(Stored records)
-- BEGIN --
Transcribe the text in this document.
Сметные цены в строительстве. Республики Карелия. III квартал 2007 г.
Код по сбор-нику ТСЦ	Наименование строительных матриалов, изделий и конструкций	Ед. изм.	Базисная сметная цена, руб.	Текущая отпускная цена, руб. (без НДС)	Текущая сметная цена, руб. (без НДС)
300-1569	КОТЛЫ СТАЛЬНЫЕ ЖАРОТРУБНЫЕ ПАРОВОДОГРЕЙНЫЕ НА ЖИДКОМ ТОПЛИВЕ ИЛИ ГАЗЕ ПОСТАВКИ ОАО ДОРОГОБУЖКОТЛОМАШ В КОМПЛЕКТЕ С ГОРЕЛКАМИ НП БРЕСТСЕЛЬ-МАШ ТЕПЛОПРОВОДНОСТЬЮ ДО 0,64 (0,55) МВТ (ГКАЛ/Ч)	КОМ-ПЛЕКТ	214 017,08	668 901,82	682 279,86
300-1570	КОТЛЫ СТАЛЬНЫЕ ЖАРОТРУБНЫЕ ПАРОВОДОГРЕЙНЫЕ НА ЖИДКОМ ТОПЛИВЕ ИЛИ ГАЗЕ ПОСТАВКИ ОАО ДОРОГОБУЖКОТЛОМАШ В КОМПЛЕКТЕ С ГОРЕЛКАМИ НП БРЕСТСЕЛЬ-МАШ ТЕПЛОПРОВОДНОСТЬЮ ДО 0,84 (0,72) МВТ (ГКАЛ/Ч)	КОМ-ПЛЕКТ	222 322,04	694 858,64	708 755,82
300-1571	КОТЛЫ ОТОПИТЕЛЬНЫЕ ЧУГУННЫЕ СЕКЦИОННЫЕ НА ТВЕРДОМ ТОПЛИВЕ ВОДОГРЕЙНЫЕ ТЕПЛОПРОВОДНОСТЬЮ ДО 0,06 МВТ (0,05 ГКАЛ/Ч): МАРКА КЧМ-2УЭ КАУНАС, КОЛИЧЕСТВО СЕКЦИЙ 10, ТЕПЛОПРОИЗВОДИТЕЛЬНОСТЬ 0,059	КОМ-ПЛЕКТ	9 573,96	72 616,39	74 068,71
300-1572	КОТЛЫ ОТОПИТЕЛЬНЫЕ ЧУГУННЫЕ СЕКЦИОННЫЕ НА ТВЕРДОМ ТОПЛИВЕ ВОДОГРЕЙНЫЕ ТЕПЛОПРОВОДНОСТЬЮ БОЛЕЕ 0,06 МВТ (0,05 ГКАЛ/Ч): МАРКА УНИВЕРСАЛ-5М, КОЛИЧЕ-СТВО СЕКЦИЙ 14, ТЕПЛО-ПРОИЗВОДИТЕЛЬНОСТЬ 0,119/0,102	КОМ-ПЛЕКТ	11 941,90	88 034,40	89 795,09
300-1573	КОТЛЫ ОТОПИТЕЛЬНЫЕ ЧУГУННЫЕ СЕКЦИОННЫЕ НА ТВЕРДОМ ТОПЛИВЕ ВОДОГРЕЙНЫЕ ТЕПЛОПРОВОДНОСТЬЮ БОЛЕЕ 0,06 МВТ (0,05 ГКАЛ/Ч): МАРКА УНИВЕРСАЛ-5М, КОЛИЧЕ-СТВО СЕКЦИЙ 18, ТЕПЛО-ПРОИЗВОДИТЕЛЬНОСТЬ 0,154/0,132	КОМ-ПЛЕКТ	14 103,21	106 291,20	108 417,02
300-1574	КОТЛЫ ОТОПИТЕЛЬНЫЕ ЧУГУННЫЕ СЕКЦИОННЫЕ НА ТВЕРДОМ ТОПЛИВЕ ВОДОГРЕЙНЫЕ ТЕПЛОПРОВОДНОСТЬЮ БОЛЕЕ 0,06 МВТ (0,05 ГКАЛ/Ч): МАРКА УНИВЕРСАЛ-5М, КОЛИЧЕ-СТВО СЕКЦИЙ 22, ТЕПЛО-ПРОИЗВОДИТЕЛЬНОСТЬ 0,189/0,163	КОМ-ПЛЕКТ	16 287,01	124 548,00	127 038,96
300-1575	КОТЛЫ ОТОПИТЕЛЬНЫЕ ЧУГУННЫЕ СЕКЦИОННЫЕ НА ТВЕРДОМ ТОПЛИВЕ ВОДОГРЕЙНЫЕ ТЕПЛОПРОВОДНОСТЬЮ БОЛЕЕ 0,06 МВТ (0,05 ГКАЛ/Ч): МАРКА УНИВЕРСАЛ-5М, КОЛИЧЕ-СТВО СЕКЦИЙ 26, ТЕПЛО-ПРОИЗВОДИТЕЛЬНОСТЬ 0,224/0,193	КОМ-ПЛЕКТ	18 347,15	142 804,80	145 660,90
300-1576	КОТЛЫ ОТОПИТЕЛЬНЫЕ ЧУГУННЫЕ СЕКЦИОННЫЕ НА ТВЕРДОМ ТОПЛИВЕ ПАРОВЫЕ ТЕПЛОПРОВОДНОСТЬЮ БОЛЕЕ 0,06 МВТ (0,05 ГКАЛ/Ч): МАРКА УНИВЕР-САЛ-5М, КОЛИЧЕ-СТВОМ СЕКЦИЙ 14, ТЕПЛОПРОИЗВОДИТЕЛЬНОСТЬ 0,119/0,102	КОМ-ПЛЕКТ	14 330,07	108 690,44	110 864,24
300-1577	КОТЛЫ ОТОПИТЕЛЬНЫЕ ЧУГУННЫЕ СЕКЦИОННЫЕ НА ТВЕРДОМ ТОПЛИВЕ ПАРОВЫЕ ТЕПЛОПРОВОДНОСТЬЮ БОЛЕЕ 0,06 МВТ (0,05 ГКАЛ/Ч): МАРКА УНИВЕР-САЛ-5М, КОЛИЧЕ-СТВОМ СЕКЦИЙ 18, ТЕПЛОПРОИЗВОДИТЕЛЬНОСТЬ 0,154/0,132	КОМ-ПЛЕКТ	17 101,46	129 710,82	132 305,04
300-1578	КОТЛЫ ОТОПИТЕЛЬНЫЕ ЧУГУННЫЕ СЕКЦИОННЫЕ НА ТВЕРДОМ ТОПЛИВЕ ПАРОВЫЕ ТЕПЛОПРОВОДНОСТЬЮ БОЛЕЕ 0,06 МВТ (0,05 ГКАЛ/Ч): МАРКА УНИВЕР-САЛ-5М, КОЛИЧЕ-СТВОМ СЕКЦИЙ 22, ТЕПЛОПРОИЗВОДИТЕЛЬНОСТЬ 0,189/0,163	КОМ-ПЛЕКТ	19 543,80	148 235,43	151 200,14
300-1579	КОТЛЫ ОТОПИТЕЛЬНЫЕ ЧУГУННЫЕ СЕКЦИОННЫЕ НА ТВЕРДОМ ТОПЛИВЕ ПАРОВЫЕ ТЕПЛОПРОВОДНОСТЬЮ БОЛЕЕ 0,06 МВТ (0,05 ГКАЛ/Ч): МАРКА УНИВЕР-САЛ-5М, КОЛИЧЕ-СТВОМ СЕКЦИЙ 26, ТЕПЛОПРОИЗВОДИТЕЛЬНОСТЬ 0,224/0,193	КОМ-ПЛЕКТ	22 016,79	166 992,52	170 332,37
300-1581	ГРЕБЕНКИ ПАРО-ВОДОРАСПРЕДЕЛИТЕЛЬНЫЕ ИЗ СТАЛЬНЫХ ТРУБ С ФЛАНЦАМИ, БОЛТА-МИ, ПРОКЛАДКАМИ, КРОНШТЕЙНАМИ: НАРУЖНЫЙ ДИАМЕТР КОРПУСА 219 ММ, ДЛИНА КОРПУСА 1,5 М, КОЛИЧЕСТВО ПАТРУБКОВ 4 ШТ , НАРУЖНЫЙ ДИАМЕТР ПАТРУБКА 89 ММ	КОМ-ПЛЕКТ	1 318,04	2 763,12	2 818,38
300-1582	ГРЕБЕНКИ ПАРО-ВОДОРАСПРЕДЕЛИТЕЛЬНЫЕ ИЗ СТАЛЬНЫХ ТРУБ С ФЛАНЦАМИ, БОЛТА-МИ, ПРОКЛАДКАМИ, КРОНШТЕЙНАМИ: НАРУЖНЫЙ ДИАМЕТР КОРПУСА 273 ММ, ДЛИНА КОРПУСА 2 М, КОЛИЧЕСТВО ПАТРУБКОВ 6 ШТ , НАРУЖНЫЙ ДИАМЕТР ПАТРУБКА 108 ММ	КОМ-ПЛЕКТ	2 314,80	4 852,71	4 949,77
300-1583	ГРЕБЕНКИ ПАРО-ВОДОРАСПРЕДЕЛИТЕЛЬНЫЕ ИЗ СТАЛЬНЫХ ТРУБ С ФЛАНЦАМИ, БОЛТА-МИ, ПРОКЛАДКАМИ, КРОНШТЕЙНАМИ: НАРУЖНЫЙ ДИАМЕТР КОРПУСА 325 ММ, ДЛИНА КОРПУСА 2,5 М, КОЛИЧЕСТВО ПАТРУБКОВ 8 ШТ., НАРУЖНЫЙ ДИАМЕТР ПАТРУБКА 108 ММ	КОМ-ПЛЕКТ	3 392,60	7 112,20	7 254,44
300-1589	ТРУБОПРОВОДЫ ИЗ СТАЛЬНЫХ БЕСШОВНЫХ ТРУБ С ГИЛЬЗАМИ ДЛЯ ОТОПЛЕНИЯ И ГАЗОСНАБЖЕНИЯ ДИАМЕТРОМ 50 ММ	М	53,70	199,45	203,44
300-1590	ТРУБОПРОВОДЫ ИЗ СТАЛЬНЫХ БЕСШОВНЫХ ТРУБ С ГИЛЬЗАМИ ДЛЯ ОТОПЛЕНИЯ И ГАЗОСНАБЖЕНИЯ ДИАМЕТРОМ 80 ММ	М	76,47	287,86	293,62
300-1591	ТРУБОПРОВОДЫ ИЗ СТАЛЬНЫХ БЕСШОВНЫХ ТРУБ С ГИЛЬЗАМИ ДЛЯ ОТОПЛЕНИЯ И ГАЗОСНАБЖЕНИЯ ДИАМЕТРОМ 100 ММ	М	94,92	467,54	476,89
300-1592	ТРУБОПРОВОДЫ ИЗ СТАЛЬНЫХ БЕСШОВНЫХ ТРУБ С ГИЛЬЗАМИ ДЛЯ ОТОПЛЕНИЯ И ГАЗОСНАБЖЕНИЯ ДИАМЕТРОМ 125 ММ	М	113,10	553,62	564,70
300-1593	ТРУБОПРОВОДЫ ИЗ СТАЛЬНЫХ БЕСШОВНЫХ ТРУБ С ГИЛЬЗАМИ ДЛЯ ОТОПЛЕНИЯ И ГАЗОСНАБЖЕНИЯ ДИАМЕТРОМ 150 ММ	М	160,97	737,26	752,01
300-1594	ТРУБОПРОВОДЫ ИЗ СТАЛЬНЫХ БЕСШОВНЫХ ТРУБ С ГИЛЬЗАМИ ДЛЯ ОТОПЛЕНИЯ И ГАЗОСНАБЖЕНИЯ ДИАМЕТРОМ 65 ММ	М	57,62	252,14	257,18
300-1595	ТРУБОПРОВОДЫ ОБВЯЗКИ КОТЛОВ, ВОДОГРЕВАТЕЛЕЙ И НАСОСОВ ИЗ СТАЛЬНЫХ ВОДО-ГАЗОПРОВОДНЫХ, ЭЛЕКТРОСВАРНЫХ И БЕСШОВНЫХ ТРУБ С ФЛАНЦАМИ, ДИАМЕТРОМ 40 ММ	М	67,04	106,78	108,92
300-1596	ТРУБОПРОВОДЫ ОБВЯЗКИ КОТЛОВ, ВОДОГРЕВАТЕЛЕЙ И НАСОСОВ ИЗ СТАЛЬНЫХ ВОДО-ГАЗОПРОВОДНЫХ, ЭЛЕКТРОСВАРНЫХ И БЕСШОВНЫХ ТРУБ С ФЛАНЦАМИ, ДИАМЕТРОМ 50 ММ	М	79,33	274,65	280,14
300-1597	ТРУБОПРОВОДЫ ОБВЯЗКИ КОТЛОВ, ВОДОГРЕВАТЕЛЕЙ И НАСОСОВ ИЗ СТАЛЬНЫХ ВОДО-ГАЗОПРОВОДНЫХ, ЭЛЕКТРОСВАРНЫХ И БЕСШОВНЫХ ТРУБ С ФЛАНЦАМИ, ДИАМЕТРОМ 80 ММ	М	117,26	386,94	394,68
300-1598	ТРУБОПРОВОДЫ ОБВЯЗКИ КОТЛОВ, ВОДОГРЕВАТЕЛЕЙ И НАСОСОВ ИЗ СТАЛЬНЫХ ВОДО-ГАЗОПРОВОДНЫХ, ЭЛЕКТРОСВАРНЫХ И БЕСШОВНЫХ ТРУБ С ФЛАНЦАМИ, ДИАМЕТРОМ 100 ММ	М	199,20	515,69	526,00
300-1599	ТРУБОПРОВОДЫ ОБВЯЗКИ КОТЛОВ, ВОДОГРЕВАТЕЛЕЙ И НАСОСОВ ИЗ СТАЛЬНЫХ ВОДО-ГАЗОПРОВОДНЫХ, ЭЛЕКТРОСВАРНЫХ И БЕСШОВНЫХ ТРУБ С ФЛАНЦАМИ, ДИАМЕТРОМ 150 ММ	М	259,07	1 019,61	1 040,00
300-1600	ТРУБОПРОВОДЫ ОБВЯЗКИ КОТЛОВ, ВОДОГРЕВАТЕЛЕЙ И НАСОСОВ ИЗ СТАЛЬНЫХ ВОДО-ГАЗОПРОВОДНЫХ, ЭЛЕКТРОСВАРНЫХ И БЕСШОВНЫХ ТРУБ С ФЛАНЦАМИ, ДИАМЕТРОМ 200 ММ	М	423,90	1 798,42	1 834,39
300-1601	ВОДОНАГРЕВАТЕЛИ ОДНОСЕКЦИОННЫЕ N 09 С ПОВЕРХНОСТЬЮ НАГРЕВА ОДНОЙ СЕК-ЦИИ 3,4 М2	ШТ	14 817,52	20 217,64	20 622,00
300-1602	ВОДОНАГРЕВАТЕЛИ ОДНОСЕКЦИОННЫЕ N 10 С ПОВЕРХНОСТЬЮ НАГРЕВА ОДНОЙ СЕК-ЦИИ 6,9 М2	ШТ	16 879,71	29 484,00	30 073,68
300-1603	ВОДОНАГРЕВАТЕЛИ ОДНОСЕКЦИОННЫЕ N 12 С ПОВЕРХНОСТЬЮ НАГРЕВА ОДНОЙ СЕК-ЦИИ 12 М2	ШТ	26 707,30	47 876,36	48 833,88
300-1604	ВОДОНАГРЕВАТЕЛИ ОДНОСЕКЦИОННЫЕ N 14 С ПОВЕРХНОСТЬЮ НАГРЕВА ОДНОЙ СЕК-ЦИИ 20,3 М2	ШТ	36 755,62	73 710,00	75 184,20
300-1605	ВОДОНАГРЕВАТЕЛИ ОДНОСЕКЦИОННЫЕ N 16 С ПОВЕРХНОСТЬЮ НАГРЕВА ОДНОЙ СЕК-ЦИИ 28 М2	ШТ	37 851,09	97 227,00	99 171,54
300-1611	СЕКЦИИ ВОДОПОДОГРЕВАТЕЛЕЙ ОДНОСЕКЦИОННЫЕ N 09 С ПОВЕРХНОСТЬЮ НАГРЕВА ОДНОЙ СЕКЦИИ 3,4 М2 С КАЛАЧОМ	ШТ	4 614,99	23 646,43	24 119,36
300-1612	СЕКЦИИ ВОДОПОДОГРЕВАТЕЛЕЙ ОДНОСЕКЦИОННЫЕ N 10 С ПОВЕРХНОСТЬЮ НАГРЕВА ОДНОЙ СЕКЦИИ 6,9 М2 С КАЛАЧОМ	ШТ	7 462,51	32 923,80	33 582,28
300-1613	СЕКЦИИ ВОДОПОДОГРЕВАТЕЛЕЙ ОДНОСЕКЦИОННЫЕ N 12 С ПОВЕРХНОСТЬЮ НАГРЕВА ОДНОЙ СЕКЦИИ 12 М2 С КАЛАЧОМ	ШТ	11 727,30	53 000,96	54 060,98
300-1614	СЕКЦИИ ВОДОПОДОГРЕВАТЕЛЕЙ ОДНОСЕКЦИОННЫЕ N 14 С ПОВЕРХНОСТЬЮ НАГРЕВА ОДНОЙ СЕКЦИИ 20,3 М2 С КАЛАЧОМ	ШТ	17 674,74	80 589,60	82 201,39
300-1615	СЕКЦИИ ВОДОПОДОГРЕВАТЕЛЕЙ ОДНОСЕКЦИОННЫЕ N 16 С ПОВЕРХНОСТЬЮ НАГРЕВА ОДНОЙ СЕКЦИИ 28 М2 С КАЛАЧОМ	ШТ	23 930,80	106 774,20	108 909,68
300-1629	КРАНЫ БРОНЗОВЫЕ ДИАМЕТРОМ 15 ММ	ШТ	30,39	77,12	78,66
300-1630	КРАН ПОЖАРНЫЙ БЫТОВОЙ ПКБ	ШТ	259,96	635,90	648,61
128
-- END --
Return all lines with the word "ГОРЕЛКАМИ" in them.

[Finished answer]
300-1569	КОТЛЫ СТАЛЬНЫЕ ЖАРОТРУБНЫЕ ПАРОВОДОГРЕЙНЫЕ НА ЖИДКОМ ТОПЛИВЕ ИЛИ ГАЗЕ ПОСТАВКИ ОАО ДОРОГОБУЖКОТЛОМАШ В КОМПЛЕКТЕ С ГОРЕЛКАМИ НП БРЕСТСЕЛЬ-МАШ ТЕПЛОПРОВОДНОСТЬЮ ДО 0,64 (0,55) МВТ (ГКАЛ/Ч)	КОМ-ПЛЕКТ	214 017,08	668 901,82	682 279,86
300-1570	КОТЛЫ СТАЛЬНЫЕ ЖАРОТРУБНЫЕ ПАРОВОДОГРЕЙНЫЕ НА ЖИДКОМ ТОПЛИВЕ ИЛИ ГАЗЕ ПОСТАВКИ ОАО ДОРОГОБУЖКОТЛОМАШ В КОМПЛЕКТЕ С ГОРЕЛКАМИ НП БРЕСТСЕЛЬ-МАШ ТЕПЛОПРОВОДНОСТЬЮ ДО 0,84 (0,72) МВТ (ГКАЛ/Ч)	КОМ-ПЛЕКТ	222 322,04	694 858,64	708 755,82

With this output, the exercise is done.